__Supplied material__

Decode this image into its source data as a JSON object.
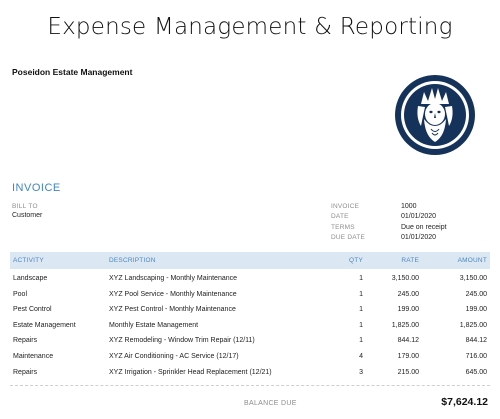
{
  "banner_title": "Expense Management & Reporting",
  "company_name": "Poseidon Estate Management",
  "logo_name": "poseidon-logo",
  "document_title": "INVOICE",
  "bill_to": {
    "label": "BILL TO",
    "value": "Customer"
  },
  "meta": [
    {
      "label": "INVOICE",
      "value": "1000"
    },
    {
      "label": "DATE",
      "value": "01/01/2020"
    },
    {
      "label": "TERMS",
      "value": "Due on receipt"
    },
    {
      "label": "DUE DATE",
      "value": "01/01/2020"
    }
  ],
  "table": {
    "headers": {
      "activity": "ACTIVITY",
      "description": "DESCRIPTION",
      "qty": "QTY",
      "rate": "RATE",
      "amount": "AMOUNT"
    },
    "rows": [
      {
        "activity": "Landscape",
        "description": "XYZ Landscaping - Monthly Maintenance",
        "qty": "1",
        "rate": "3,150.00",
        "amount": "3,150.00"
      },
      {
        "activity": "Pool",
        "description": "XYZ Pool Service - Monthly Maintenance",
        "qty": "1",
        "rate": "245.00",
        "amount": "245.00"
      },
      {
        "activity": "Pest Control",
        "description": "XYZ Pest Control - Monthly Maintenance",
        "qty": "1",
        "rate": "199.00",
        "amount": "199.00"
      },
      {
        "activity": "Estate Management",
        "description": "Monthly Estate Management",
        "qty": "1",
        "rate": "1,825.00",
        "amount": "1,825.00"
      },
      {
        "activity": "Repairs",
        "description": "XYZ Remodeling - Window Trim Repair (12/11)",
        "qty": "1",
        "rate": "844.12",
        "amount": "844.12"
      },
      {
        "activity": "Maintenance",
        "description": "XYZ Air Conditioning - AC Service (12/17)",
        "qty": "4",
        "rate": "179.00",
        "amount": "716.00"
      },
      {
        "activity": "Repairs",
        "description": "XYZ Irrigation - Sprinkler Head Replacement (12/21)",
        "qty": "3",
        "rate": "215.00",
        "amount": "645.00"
      }
    ]
  },
  "balance_due": {
    "label": "BALANCE DUE",
    "value": "$7,624.12"
  },
  "colors": {
    "accent": "#3f86c4",
    "header_bg": "#dbe7f3",
    "logo_navy": "#15325a"
  }
}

__Task details__
Wherever a line in the data above holds "Monthly", copy that line.

__Response__
        "description": "XYZ Landscaping - Monthly Maintenance",
        "description": "XYZ Pool Service - Monthly Maintenance",
        "description": "XYZ Pest Control - Monthly Maintenance",
        "description": "Monthly Estate Management",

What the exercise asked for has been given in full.